─── Teks Bacaan

Satu hal yang harus kita syukuri dewasa ini adalah berkembangnya Lembaga-lembaga pendidikan bagi para penghafal al-Qur’an dengan baik dan massif. Baik di negara-negara Arab, maupun di tanah air; perkotaan, maupun pedesaan. Hal ini berefek positif kepada banyaknya muncul para penghafal Kalamullah berusia dini. Pada satu sisi, ini merupakan sebuah angin segar untuk kejayaan Islam, khususnya di Indonesia. Lubernya generasi muda yang menghafal al-Qur’an, akan menjadi pertanda baik untuk lahirnya generasi masa depan yang lebih berkualitas; cendekiawan nan alim; pakar agama; atau ulama.
Namun di sisi lain, di balik semua nikmat itu, terjadi secuil kegaduhan yang terjadi di pusaran para pelajar agama, khususnya di tanah air. Keinginan untuk lekas menjadi seorang penghafal al-Qur’an menyebabkan banyak penghafal al-Qur’an yang mencukupkan sampai di sana, dan tidak melanjutkan belajar agama dengan sistematis. Mereka tidak melanjutkan untuk mempelajari bagaimana memahami dan mengaplikasikan hafalan tersebut dalam disiplin ilmu agama Islam lainnya, seperti fikih; tauhid; dan tasawuf. Padahal, secara hierarkis, hafal al-Qur’an saja, hanyalah tahap awal dalam memahami agama Islam. Atau bisa dianalogikan, hafal saja, berarti masih tingkat SD. Masih banyak tingkatan-tingkatan berikutnya untuk mencapai tujuan menjadi seorang alim.

──────

(Tujuan Latihan): Tolong kembalikan sebagian teks tentang penghafal al-Qur’an, mulai dari "Satu hal yang" dan terus sampai "agama; atau ulama.". Salin tanpa perubahan sedikit pun.

─── Materi yang Disediakan

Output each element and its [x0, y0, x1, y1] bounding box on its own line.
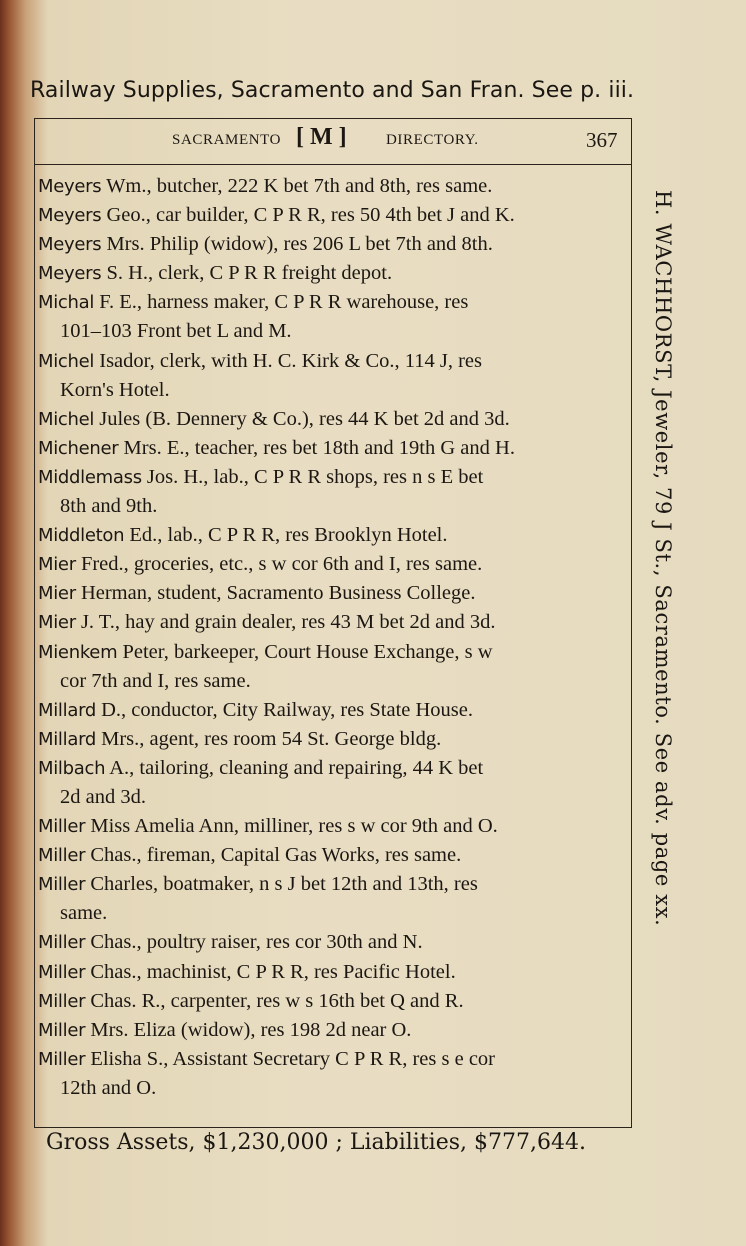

──────

(Pembahasan Jawaban):
Satu hal yang harus kita syukuri dewasa ini adalah berkembangnya Lembaga-lembaga pendidikan bagi para penghafal al-Qur’an dengan baik dan massif. Baik di negara-negara Arab, maupun di tanah air; perkotaan, maupun pedesaan. Hal ini berefek positif kepada banyaknya muncul para penghafal Kalamullah berusia dini. Pada satu sisi, ini merupakan sebuah angin segar untuk kejayaan Islam, khususnya di Indonesia. Lubernya generasi muda yang menghafal al-Qur’an, akan menjadi pertanda baik untuk lahirnya generasi masa depan yang lebih berkualitas; cendekiawan nan alim; pakar agama; atau ulama.